Items from a figure collection:
** start **
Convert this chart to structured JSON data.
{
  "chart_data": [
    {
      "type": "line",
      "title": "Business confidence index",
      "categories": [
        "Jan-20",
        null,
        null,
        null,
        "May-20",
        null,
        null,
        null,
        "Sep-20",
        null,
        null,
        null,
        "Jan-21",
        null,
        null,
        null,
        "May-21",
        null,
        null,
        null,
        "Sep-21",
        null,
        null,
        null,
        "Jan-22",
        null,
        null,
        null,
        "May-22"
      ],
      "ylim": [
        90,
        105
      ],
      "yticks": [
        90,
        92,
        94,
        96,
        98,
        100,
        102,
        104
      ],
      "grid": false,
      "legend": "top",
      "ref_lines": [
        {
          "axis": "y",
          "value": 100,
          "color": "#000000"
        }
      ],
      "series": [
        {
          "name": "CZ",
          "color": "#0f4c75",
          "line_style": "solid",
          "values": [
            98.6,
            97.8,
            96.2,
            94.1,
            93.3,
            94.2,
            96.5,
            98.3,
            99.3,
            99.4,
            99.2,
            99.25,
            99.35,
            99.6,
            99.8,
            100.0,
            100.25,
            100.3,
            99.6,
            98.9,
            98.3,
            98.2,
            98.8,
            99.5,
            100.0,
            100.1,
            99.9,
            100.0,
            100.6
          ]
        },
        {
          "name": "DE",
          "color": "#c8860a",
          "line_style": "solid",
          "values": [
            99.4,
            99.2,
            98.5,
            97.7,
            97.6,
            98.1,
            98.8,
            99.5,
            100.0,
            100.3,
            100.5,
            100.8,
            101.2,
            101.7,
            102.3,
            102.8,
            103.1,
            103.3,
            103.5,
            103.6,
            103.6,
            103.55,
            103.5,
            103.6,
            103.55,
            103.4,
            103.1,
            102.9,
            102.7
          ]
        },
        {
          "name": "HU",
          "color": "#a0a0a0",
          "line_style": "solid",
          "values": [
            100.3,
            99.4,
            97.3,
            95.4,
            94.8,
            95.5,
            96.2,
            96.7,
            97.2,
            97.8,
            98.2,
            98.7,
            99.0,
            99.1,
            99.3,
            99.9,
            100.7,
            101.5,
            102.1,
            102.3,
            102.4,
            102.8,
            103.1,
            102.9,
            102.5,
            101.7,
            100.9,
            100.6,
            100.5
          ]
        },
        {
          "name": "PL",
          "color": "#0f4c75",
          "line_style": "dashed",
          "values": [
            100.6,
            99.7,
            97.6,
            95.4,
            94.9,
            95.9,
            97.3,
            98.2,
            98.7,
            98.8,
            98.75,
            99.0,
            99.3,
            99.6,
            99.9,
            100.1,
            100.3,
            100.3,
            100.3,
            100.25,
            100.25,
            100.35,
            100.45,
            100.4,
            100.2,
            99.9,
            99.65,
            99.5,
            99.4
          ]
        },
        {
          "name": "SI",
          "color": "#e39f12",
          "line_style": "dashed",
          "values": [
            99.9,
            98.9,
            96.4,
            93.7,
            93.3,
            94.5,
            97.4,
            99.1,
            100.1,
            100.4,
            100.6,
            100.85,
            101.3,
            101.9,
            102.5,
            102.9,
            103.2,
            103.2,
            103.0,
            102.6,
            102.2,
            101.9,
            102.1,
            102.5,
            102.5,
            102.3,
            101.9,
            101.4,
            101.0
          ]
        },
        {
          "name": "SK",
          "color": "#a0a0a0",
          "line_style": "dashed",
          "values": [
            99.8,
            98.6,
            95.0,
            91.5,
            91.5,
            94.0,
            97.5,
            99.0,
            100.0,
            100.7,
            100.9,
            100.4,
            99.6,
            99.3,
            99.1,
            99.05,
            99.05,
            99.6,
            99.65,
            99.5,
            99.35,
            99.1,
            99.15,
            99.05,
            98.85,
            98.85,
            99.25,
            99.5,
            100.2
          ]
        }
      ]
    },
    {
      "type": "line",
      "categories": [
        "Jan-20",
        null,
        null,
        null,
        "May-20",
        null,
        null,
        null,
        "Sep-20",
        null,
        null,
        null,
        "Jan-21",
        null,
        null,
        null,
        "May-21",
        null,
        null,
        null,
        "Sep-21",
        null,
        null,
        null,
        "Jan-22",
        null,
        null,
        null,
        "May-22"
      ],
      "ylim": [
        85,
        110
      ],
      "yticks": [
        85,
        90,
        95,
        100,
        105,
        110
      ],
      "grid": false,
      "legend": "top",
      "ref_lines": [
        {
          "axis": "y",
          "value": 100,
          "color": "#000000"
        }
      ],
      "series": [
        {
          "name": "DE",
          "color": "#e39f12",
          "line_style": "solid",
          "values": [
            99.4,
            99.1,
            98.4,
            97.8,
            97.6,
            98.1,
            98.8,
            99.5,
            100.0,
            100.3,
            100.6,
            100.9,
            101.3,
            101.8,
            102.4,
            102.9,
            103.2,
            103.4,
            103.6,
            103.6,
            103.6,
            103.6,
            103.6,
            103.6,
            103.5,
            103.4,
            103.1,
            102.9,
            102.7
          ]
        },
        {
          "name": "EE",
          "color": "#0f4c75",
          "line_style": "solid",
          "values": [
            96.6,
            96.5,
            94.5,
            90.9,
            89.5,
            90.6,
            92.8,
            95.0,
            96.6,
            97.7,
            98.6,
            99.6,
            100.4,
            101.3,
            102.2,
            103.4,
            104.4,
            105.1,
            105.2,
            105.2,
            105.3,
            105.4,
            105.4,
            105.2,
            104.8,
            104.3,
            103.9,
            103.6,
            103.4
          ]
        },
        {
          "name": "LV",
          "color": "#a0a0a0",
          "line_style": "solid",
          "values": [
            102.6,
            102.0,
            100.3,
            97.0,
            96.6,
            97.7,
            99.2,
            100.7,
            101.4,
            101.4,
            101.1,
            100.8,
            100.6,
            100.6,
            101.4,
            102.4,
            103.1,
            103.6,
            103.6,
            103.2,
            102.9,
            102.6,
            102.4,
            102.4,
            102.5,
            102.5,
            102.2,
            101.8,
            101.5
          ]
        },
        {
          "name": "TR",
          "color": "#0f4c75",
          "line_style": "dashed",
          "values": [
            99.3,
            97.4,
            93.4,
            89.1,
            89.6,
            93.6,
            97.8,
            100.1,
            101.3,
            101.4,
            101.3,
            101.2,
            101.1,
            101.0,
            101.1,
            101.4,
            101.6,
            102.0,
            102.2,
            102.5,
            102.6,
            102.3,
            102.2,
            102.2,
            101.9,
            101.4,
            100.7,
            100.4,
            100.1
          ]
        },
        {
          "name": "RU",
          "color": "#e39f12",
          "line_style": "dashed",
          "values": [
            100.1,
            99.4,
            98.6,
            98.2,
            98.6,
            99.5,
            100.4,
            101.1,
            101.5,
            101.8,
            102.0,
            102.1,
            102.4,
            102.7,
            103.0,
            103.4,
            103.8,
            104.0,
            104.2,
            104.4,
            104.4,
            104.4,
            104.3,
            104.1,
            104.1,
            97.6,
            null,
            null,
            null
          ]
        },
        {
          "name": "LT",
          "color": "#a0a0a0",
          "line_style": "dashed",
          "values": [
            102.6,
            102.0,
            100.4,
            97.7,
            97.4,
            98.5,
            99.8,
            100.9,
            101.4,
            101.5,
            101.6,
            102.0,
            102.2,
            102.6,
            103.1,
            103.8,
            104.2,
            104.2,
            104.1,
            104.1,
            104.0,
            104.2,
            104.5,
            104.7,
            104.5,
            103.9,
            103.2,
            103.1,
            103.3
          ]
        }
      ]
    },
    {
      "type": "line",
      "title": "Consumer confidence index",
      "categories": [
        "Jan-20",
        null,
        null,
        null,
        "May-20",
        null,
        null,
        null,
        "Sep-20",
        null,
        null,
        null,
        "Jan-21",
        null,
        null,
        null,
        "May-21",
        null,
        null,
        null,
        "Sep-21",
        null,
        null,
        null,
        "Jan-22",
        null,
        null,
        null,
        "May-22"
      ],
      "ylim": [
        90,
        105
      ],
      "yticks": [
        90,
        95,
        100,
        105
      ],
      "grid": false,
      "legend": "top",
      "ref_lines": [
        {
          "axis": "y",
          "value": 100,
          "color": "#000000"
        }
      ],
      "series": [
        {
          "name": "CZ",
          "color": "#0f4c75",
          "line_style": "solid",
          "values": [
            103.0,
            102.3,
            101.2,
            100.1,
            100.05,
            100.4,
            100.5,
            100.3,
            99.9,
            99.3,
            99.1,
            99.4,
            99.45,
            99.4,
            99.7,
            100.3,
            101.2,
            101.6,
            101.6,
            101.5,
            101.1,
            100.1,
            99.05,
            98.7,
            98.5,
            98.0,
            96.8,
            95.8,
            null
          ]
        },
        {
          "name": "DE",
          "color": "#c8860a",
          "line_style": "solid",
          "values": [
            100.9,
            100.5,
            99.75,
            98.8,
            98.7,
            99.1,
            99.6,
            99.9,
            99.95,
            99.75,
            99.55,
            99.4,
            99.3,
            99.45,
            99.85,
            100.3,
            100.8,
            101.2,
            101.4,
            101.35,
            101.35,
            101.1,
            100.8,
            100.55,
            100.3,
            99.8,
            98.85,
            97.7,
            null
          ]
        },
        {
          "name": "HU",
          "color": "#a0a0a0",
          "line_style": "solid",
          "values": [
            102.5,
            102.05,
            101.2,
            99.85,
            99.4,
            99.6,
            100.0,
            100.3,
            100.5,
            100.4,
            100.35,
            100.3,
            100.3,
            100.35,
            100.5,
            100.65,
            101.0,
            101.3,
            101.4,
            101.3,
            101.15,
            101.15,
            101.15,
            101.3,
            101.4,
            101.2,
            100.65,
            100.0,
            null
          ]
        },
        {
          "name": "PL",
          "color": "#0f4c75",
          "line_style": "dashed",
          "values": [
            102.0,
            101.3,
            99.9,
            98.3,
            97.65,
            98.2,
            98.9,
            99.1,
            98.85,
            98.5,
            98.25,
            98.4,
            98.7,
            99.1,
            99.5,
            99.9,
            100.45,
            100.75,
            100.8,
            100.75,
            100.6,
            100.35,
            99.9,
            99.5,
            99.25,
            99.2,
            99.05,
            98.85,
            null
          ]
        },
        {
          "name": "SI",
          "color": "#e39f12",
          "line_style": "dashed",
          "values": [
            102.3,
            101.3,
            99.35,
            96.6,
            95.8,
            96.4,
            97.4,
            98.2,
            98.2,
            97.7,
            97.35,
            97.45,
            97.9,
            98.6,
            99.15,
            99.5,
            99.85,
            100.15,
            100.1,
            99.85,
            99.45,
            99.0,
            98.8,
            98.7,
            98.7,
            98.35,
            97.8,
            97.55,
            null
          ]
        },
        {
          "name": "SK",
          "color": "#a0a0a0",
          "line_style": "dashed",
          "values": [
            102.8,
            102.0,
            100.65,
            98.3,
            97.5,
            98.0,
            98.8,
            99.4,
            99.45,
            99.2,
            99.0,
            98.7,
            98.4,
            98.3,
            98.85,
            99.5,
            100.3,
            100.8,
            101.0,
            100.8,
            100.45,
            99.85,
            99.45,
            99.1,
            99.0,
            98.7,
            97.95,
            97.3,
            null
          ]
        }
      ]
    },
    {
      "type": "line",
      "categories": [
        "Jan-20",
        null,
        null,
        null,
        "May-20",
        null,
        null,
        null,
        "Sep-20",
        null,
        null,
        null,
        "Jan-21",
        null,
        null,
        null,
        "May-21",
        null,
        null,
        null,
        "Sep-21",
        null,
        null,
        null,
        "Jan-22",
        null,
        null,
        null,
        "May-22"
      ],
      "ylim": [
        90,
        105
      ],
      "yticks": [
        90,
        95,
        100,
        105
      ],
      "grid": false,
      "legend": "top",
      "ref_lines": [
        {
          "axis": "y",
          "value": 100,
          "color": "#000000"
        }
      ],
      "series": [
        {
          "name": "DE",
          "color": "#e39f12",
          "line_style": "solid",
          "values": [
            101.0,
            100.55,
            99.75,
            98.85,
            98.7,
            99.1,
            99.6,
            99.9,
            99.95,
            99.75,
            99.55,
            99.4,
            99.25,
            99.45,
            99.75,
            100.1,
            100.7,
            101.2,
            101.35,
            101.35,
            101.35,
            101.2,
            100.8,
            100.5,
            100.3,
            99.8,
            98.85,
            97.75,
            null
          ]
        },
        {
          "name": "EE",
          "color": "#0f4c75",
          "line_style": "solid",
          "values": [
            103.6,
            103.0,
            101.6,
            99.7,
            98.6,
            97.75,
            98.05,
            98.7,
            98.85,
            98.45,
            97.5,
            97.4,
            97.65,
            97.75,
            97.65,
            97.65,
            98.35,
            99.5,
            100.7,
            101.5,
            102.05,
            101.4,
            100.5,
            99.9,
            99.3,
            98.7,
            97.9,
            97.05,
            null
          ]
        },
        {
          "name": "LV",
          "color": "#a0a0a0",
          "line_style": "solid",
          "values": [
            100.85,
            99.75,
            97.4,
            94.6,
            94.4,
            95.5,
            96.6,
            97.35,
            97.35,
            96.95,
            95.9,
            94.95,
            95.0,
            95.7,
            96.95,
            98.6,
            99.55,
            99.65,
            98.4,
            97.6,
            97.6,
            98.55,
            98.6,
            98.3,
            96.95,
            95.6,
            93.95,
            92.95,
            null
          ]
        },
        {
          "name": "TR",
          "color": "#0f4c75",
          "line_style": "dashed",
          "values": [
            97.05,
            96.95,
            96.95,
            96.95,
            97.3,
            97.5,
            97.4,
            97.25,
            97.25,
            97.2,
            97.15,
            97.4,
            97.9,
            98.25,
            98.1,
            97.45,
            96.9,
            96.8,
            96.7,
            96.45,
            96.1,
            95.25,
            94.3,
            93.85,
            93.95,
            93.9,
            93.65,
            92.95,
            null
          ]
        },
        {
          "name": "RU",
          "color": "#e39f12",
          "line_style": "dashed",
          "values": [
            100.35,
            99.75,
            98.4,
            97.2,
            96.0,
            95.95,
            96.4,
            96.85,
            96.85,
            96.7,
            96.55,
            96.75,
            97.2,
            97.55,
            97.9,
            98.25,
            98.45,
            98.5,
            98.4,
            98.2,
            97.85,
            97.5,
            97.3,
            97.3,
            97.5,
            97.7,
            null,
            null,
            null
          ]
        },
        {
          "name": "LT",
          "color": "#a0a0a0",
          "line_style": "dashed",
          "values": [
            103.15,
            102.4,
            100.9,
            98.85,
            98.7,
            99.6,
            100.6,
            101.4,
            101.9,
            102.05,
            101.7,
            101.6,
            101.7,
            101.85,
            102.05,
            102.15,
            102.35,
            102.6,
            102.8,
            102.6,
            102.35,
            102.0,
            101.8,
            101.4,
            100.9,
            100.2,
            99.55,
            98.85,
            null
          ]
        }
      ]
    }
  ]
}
** end **
→ TASK INSTRUCTIONS
Each line in the data that holds the string "index" should be found and copied.

→ SOLUTION TO THE EXERCISE
      "title": "Business confidence index",
      "title": "Consumer confidence index",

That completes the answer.